:: Task directions ::
Give back the full material, exactly as it reads.

** BEGIN Provided data **

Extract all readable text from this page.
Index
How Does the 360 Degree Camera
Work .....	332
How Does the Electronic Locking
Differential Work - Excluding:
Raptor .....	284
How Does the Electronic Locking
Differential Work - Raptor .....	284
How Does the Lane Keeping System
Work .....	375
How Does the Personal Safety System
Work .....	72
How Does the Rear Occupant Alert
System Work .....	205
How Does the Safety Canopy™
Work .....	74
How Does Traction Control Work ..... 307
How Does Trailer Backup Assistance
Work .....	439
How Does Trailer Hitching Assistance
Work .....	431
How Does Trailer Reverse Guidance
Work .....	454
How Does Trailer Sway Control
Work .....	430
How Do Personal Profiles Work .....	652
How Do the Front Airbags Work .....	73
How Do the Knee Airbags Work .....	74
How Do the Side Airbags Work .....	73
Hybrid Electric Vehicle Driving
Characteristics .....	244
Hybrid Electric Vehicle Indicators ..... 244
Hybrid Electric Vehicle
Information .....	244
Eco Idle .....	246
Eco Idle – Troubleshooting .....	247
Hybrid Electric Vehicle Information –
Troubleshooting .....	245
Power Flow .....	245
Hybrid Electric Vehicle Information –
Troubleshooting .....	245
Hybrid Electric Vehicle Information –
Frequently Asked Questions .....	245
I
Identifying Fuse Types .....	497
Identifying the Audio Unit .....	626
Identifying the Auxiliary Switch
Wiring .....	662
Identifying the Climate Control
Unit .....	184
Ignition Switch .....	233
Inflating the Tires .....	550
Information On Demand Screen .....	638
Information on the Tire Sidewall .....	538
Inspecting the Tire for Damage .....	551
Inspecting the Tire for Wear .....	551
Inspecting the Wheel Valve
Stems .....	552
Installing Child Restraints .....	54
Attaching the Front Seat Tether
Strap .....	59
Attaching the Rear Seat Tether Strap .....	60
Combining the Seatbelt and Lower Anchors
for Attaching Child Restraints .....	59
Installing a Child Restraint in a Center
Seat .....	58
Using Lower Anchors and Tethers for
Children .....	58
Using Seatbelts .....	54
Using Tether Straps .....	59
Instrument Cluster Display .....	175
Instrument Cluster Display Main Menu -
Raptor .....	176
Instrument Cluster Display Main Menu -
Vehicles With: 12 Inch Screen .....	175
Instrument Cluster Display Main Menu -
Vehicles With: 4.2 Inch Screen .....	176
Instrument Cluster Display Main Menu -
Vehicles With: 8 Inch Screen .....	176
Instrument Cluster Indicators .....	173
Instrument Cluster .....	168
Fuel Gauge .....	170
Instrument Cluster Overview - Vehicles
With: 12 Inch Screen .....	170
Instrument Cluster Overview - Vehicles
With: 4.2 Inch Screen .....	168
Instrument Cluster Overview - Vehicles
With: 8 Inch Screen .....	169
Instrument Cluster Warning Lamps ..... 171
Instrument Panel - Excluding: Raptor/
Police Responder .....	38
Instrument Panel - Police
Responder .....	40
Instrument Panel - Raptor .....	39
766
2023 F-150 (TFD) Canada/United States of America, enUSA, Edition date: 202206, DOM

** END Provided data **

:: Exercise output ::
Extract all readable text from this page.
Index
How Does the 360 Degree Camera
Work .....	332
How Does the Electronic Locking
Differential Work - Excluding:
Raptor .....	284
How Does the Electronic Locking
Differential Work - Raptor .....	284
How Does the Lane Keeping System
Work .....	375
How Does the Personal Safety System
Work .....	72
How Does the Rear Occupant Alert
System Work .....	205
How Does the Safety Canopy™
Work .....	74
How Does Traction Control Work ..... 307
How Does Trailer Backup Assistance
Work .....	439
How Does Trailer Hitching Assistance
Work .....	431
How Does Trailer Reverse Guidance
Work .....	454
How Does Trailer Sway Control
Work .....	430
How Do Personal Profiles Work .....	652
How Do the Front Airbags Work .....	73
How Do the Knee Airbags Work .....	74
How Do the Side Airbags Work .....	73
Hybrid Electric Vehicle Driving
Characteristics .....	244
Hybrid Electric Vehicle Indicators ..... 244
Hybrid Electric Vehicle
Information .....	244
Eco Idle .....	246
Eco Idle – Troubleshooting .....	247
Hybrid Electric Vehicle Information –
Troubleshooting .....	245
Power Flow .....	245
Hybrid Electric Vehicle Information –
Troubleshooting .....	245
Hybrid Electric Vehicle Information –
Frequently Asked Questions .....	245
I
Identifying Fuse Types .....	497
Identifying the Audio Unit .....	626
Identifying the Auxiliary Switch
Wiring .....	662
Identifying the Climate Control
Unit .....	184
Ignition Switch .....	233
Inflating the Tires .....	550
Information On Demand Screen .....	638
Information on the Tire Sidewall .....	538
Inspecting the Tire for Damage .....	551
Inspecting the Tire for Wear .....	551
Inspecting the Wheel Valve
Stems .....	552
Installing Child Restraints .....	54
Attaching the Front Seat Tether
Strap .....	59
Attaching the Rear Seat Tether Strap .....	60
Combining the Seatbelt and Lower Anchors
for Attaching Child Restraints .....	59
Installing a Child Restraint in a Center
Seat .....	58
Using Lower Anchors and Tethers for
Children .....	58
Using Seatbelts .....	54
Using Tether Straps .....	59
Instrument Cluster Display .....	175
Instrument Cluster Display Main Menu -
Raptor .....	176
Instrument Cluster Display Main Menu -
Vehicles With: 12 Inch Screen .....	175
Instrument Cluster Display Main Menu -
Vehicles With: 4.2 Inch Screen .....	176
Instrument Cluster Display Main Menu -
Vehicles With: 8 Inch Screen .....	176
Instrument Cluster Indicators .....	173
Instrument Cluster .....	168
Fuel Gauge .....	170
Instrument Cluster Overview - Vehicles
With: 12 Inch Screen .....	170
Instrument Cluster Overview - Vehicles
With: 4.2 Inch Screen .....	168
Instrument Cluster Overview - Vehicles
With: 8 Inch Screen .....	169
Instrument Cluster Warning Lamps ..... 171
Instrument Panel - Excluding: Raptor/
Police Responder .....	38
Instrument Panel - Police
Responder .....	40
Instrument Panel - Raptor .....	39
766
2023 F-150 (TFD) Canada/United States of America, enUSA, Edition date: 202206, DOM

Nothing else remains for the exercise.